→ **Requirement**
Scan the material below for lines with the word "Februari" and report how many there are, with nothing added.

(Dataset rows)
** BEGIN **

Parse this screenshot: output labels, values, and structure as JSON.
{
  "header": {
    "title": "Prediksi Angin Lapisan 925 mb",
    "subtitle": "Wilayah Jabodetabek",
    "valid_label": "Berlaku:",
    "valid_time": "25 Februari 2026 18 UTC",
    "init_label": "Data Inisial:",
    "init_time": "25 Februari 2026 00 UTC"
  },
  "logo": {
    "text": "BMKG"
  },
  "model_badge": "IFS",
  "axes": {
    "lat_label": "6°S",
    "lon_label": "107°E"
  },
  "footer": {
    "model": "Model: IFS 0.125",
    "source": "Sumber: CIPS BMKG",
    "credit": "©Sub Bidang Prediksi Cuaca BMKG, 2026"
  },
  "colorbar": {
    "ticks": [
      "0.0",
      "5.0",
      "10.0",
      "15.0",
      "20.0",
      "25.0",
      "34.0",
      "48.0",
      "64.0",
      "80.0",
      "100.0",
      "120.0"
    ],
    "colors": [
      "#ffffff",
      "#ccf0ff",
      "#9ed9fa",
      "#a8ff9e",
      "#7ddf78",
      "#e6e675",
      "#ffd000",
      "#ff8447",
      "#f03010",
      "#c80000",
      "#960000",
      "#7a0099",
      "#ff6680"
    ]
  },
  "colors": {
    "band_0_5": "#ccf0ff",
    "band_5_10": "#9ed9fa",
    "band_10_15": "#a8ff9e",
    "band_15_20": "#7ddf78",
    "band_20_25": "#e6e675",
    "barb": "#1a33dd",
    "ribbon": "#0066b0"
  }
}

** END **

→ **Written response**
2